* Input material:

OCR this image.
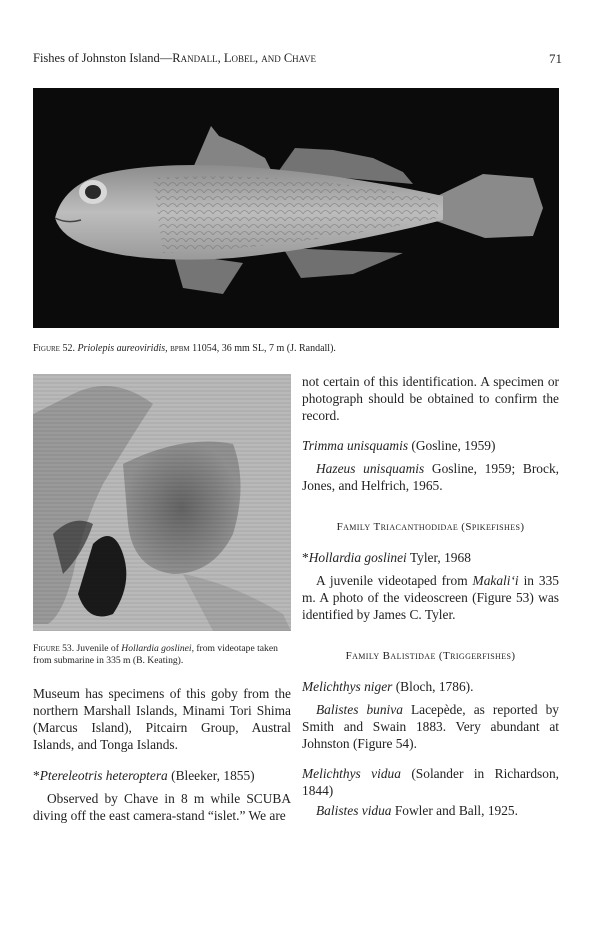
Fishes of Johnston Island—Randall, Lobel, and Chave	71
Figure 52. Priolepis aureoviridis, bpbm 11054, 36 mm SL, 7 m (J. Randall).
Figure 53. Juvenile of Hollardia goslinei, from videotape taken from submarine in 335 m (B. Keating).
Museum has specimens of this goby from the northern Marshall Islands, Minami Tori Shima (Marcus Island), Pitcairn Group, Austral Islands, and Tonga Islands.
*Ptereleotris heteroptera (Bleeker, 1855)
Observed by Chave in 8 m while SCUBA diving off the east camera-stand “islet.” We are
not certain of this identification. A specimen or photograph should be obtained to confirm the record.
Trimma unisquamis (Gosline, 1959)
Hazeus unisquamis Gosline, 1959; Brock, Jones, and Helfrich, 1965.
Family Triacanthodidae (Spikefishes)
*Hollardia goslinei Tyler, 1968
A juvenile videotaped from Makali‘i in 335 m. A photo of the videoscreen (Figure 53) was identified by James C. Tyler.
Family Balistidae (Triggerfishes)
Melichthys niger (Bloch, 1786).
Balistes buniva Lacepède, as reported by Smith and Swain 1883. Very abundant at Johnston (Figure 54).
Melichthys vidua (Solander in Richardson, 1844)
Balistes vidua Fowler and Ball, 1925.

--

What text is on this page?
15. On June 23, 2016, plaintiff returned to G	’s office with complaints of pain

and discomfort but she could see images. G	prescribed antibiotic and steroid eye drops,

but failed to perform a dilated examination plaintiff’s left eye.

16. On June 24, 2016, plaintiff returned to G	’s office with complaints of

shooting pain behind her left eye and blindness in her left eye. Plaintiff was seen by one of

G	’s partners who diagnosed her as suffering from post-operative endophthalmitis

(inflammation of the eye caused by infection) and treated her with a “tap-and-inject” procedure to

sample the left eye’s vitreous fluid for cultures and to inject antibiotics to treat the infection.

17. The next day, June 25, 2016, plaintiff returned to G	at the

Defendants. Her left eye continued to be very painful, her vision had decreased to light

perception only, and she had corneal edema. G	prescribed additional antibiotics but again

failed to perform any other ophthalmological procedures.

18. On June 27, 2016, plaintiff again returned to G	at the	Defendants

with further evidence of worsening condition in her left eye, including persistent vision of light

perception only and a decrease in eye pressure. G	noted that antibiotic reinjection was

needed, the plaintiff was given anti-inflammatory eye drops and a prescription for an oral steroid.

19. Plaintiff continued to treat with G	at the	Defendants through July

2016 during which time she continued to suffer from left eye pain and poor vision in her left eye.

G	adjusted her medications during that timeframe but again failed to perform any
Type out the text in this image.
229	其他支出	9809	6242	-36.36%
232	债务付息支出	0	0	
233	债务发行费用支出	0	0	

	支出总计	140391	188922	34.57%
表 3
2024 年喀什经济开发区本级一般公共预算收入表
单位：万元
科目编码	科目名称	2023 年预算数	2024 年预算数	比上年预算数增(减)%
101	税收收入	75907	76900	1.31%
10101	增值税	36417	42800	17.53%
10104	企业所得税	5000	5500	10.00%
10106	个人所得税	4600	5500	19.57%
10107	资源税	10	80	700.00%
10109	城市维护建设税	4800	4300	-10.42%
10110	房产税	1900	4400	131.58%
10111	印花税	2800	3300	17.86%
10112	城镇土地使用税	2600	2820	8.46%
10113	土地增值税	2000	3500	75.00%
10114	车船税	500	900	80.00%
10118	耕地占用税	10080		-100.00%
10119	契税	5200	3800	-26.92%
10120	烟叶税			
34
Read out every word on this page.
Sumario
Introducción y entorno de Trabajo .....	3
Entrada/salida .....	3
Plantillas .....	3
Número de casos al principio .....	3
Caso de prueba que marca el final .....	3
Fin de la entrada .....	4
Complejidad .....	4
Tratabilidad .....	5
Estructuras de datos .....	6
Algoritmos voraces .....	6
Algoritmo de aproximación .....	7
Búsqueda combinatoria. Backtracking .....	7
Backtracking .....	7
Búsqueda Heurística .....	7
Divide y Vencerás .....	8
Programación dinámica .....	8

--

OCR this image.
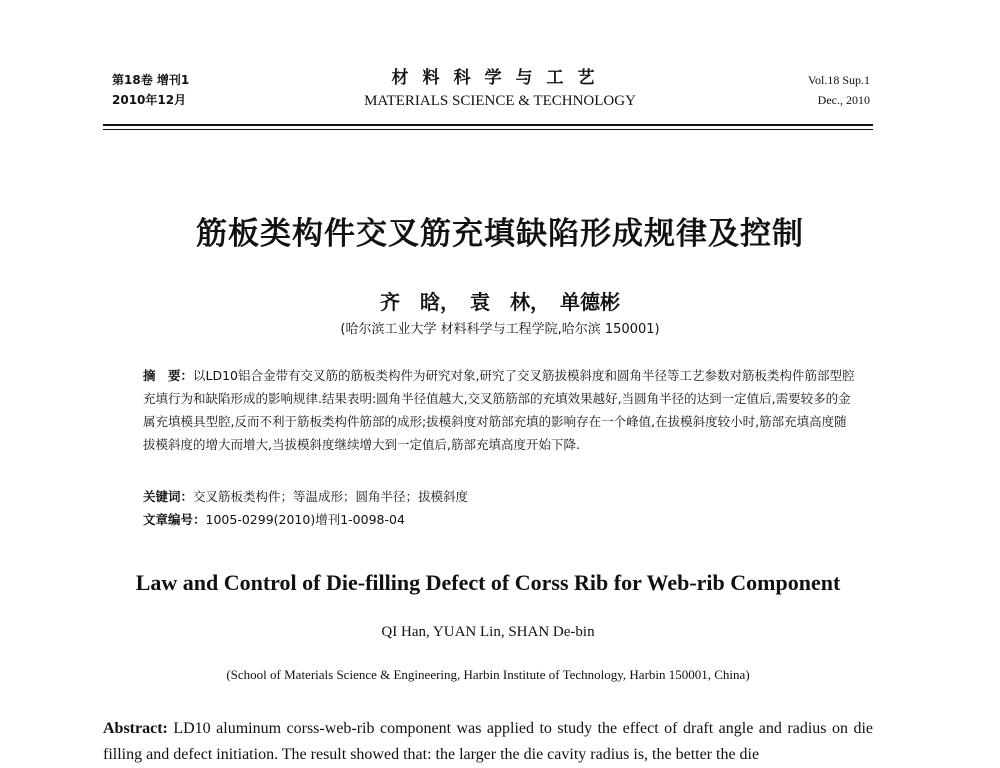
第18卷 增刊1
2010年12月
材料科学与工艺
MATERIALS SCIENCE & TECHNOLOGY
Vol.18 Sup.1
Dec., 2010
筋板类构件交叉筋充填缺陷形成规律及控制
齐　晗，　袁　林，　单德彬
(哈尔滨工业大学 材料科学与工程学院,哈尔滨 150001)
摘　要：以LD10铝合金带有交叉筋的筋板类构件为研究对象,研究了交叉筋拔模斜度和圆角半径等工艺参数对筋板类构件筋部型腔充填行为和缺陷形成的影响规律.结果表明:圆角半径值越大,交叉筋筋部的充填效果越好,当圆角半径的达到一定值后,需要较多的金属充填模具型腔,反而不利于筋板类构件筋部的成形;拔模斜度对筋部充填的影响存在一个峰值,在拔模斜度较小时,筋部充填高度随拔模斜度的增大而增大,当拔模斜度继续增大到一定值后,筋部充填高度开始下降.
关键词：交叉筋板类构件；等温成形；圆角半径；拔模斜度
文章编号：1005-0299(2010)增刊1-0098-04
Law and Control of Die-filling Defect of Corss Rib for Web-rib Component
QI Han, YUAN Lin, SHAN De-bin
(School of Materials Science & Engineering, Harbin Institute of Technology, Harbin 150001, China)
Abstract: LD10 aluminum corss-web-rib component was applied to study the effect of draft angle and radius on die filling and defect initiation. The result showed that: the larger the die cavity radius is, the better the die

* What to do: Check every line for "Búsqueda" and show the ones that have it.

* Answer in full:
Búsqueda combinatoria. Backtracking .....	7
Búsqueda Heurística .....	7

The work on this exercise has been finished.